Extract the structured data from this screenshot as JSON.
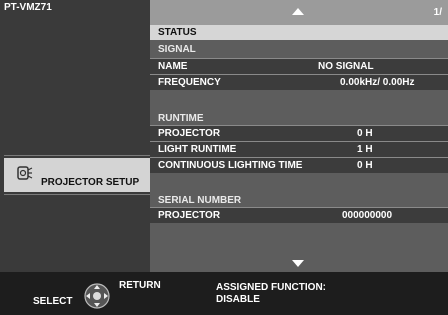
{
  "sidebar": {
    "model": "PT-VMZ71",
    "menu_item": "PROJECTOR SETUP"
  },
  "panel": {
    "page": "1/",
    "status_title": "STATUS",
    "signal": {
      "section": "SIGNAL",
      "rows": [
        {
          "label": "NAME",
          "value": "NO SIGNAL"
        },
        {
          "label": "FREQUENCY",
          "value": "0.00kHz/  0.00Hz"
        }
      ]
    },
    "runtime": {
      "section": "RUNTIME",
      "rows": [
        {
          "label": "PROJECTOR",
          "value": "0  H"
        },
        {
          "label": "LIGHT RUNTIME",
          "value": "1  H"
        },
        {
          "label": "CONTINUOUS LIGHTING TIME",
          "value": "0  H"
        }
      ]
    },
    "serial": {
      "section": "SERIAL NUMBER",
      "rows": [
        {
          "label": "PROJECTOR",
          "value": "000000000"
        }
      ]
    }
  },
  "footer": {
    "select": "SELECT",
    "return": "RETURN",
    "assigned_label": "ASSIGNED FUNCTION:",
    "assigned_value": "DISABLE"
  },
  "icons": {
    "menu_icon": "projector-setup-icon",
    "pad_icon": "directional-pad-icon",
    "up": "up-arrow-icon",
    "down": "down-arrow-icon"
  }
}
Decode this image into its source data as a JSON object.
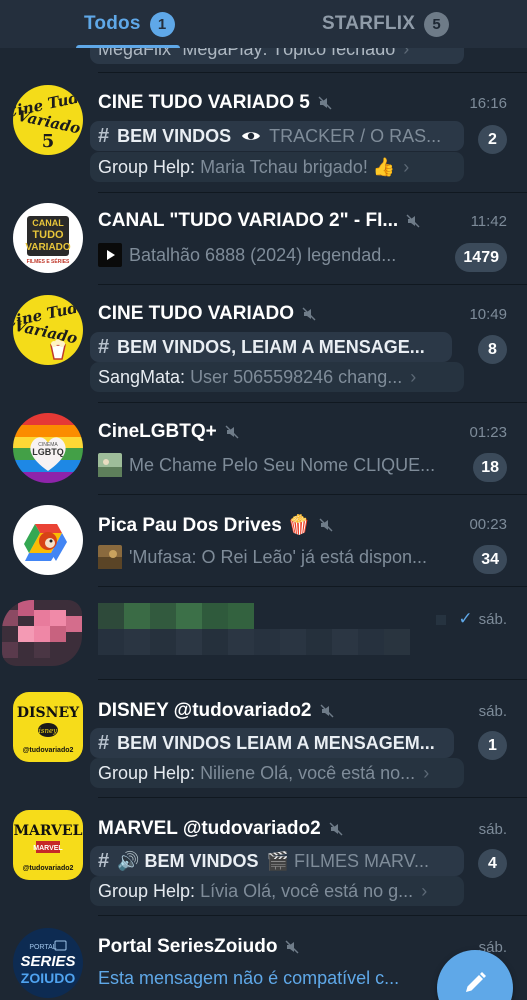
{
  "tabs": [
    {
      "label": "Todos",
      "count": "1"
    },
    {
      "label": "STARFLIX",
      "count": "5"
    }
  ],
  "top_partial": {
    "text": "MegaFlix \"MegaPlay: Tópico fechado"
  },
  "chats": [
    {
      "title": "CINE TUDO VARIADO 5",
      "time": "16:16",
      "topic": "BEM VINDOS",
      "topic_extra": "TRACKER / O RAS...",
      "sender": "Group Help:",
      "message": "Maria Tchau brigado! 👍",
      "unread": "2",
      "avatar_text": [
        "Cine Tudo",
        "Variado",
        "5"
      ]
    },
    {
      "title": "CANAL \"TUDO VARIADO 2\" - FI...",
      "time": "11:42",
      "preview": "Batalhão 6888 (2024) legendad...",
      "unread": "1479",
      "avatar_text": [
        "CANAL",
        "TUDO",
        "VARIADO",
        "FILMES E SÉRIES"
      ]
    },
    {
      "title": "CINE TUDO VARIADO",
      "time": "10:49",
      "topic": "BEM VINDOS, LEIAM A MENSAGE...",
      "sender": "SangMata:",
      "message": "User 5065598246 chang...",
      "unread": "8",
      "avatar_text": [
        "Cine Tudo",
        "Variado"
      ]
    },
    {
      "title": "CineLGBTQ+",
      "time": "01:23",
      "preview": "Me Chame Pelo Seu Nome CLIQUE...",
      "unread": "18",
      "avatar_text": [
        "CINEMA",
        "LGBTQ"
      ]
    },
    {
      "title": "Pica Pau Dos Drives 🍿",
      "time": "00:23",
      "preview": "'Mufasa: O Rei Leão' já está dispon...",
      "unread": "34"
    },
    {
      "title": "",
      "time": "sáb.",
      "check": "✓"
    },
    {
      "title": "DISNEY @tudovariado2",
      "time": "sáb.",
      "topic": "BEM VINDOS LEIAM A MENSAGEM...",
      "sender": "Group Help:",
      "message": "Niliene Olá, você está no...",
      "unread": "1",
      "avatar_text": [
        "DISNEY",
        "@tudovariado2"
      ]
    },
    {
      "title": "MARVEL @tudovariado2",
      "time": "sáb.",
      "topic": "🔊 BEM VINDOS",
      "topic_extra": "🎬 FILMES MARV...",
      "sender": "Group Help:",
      "message": "Lívia Olá, você está no g...",
      "unread": "4",
      "avatar_text": [
        "MARVEL",
        "@tudovariado2"
      ]
    },
    {
      "title": "Portal SeriesZoiudo",
      "time": "sáb.",
      "preview": "Esta mensagem não é compatível c...",
      "avatar_text": [
        "PORTAL",
        "SERIES",
        "ZOIUDO"
      ]
    }
  ],
  "fab": {
    "icon": "pencil-icon"
  },
  "colors": {
    "accent": "#5fa8e8",
    "background": "#1d2733",
    "badge": "#3b4a5a",
    "muted": "#7f8c99"
  }
}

*-*-*

• THE PROBLEM: Pick out every line with the string "arrow" and copy it.

• ANSWER TO THE PROBLEM:
    "up": "up-arrow-icon",
    "down": "down-arrow-icon"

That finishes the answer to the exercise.